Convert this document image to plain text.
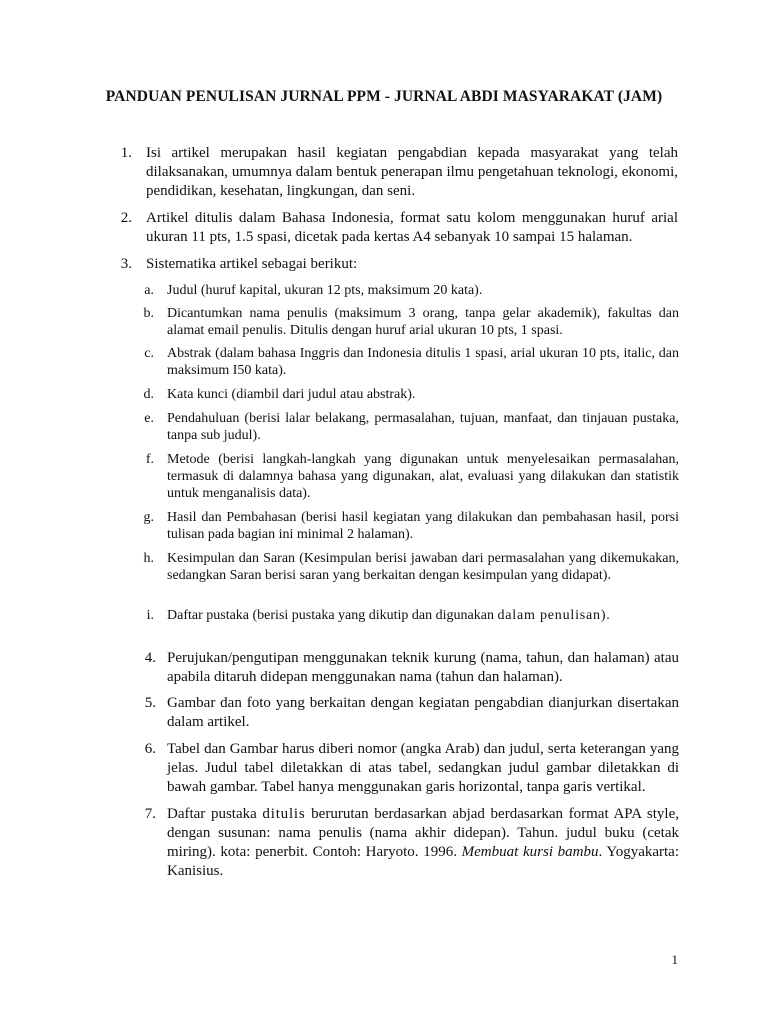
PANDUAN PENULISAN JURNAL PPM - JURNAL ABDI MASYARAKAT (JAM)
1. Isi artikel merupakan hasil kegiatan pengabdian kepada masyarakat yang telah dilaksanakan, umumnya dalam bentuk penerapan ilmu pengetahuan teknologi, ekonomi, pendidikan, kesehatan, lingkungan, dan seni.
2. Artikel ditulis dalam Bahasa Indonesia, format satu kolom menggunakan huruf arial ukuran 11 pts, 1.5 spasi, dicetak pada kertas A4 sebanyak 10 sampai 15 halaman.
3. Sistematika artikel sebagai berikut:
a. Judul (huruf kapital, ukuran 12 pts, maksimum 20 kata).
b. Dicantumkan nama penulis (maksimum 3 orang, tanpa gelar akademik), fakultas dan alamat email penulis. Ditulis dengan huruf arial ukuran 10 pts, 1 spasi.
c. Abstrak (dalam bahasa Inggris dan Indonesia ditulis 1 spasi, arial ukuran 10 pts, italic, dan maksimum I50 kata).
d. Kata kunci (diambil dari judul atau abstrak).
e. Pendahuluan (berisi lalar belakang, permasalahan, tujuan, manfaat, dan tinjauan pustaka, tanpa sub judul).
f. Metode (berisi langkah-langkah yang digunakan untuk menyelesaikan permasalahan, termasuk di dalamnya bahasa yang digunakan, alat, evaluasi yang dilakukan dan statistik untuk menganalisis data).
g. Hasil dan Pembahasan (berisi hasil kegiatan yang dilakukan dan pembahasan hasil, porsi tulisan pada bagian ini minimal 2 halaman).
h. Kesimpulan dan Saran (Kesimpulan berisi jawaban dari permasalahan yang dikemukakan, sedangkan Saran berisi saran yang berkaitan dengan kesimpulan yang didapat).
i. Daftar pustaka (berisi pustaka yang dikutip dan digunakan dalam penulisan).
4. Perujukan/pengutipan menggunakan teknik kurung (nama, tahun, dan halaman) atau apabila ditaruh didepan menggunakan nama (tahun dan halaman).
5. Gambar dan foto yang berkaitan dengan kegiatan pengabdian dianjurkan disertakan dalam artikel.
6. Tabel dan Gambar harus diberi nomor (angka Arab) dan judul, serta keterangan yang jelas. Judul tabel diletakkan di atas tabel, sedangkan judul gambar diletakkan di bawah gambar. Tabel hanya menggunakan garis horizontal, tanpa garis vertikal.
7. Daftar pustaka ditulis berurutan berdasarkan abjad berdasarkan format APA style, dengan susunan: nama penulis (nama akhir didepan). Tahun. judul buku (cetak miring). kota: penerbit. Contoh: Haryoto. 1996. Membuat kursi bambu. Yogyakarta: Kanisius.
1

» **STATED EXERCISE**: Make an exact copy of every entry above, minus the images.

» **TASK RESULT**:
Convert this document image to plain text.
PANDUAN PENULISAN JURNAL PPM - JURNAL ABDI MASYARAKAT (JAM)
1. Isi artikel merupakan hasil kegiatan pengabdian kepada masyarakat yang telah dilaksanakan, umumnya dalam bentuk penerapan ilmu pengetahuan teknologi, ekonomi, pendidikan, kesehatan, lingkungan, dan seni.
2. Artikel ditulis dalam Bahasa Indonesia, format satu kolom menggunakan huruf arial ukuran 11 pts, 1.5 spasi, dicetak pada kertas A4 sebanyak 10 sampai 15 halaman.
3. Sistematika artikel sebagai berikut:
a. Judul (huruf kapital, ukuran 12 pts, maksimum 20 kata).
b. Dicantumkan nama penulis (maksimum 3 orang, tanpa gelar akademik), fakultas dan alamat email penulis. Ditulis dengan huruf arial ukuran 10 pts, 1 spasi.
c. Abstrak (dalam bahasa Inggris dan Indonesia ditulis 1 spasi, arial ukuran 10 pts, italic, dan maksimum I50 kata).
d. Kata kunci (diambil dari judul atau abstrak).
e. Pendahuluan (berisi lalar belakang, permasalahan, tujuan, manfaat, dan tinjauan pustaka, tanpa sub judul).
f. Metode (berisi langkah-langkah yang digunakan untuk menyelesaikan permasalahan, termasuk di dalamnya bahasa yang digunakan, alat, evaluasi yang dilakukan dan statistik untuk menganalisis data).
g. Hasil dan Pembahasan (berisi hasil kegiatan yang dilakukan dan pembahasan hasil, porsi tulisan pada bagian ini minimal 2 halaman).
h. Kesimpulan dan Saran (Kesimpulan berisi jawaban dari permasalahan yang dikemukakan, sedangkan Saran berisi saran yang berkaitan dengan kesimpulan yang didapat).
i. Daftar pustaka (berisi pustaka yang dikutip dan digunakan dalam penulisan).
4. Perujukan/pengutipan menggunakan teknik kurung (nama, tahun, dan halaman) atau apabila ditaruh didepan menggunakan nama (tahun dan halaman).
5. Gambar dan foto yang berkaitan dengan kegiatan pengabdian dianjurkan disertakan dalam artikel.
6. Tabel dan Gambar harus diberi nomor (angka Arab) dan judul, serta keterangan yang jelas. Judul tabel diletakkan di atas tabel, sedangkan judul gambar diletakkan di bawah gambar. Tabel hanya menggunakan garis horizontal, tanpa garis vertikal.
7. Daftar pustaka ditulis berurutan berdasarkan abjad berdasarkan format APA style, dengan susunan: nama penulis (nama akhir didepan). Tahun. judul buku (cetak miring). kota: penerbit. Contoh: Haryoto. 1996. Membuat kursi bambu. Yogyakarta: Kanisius.
1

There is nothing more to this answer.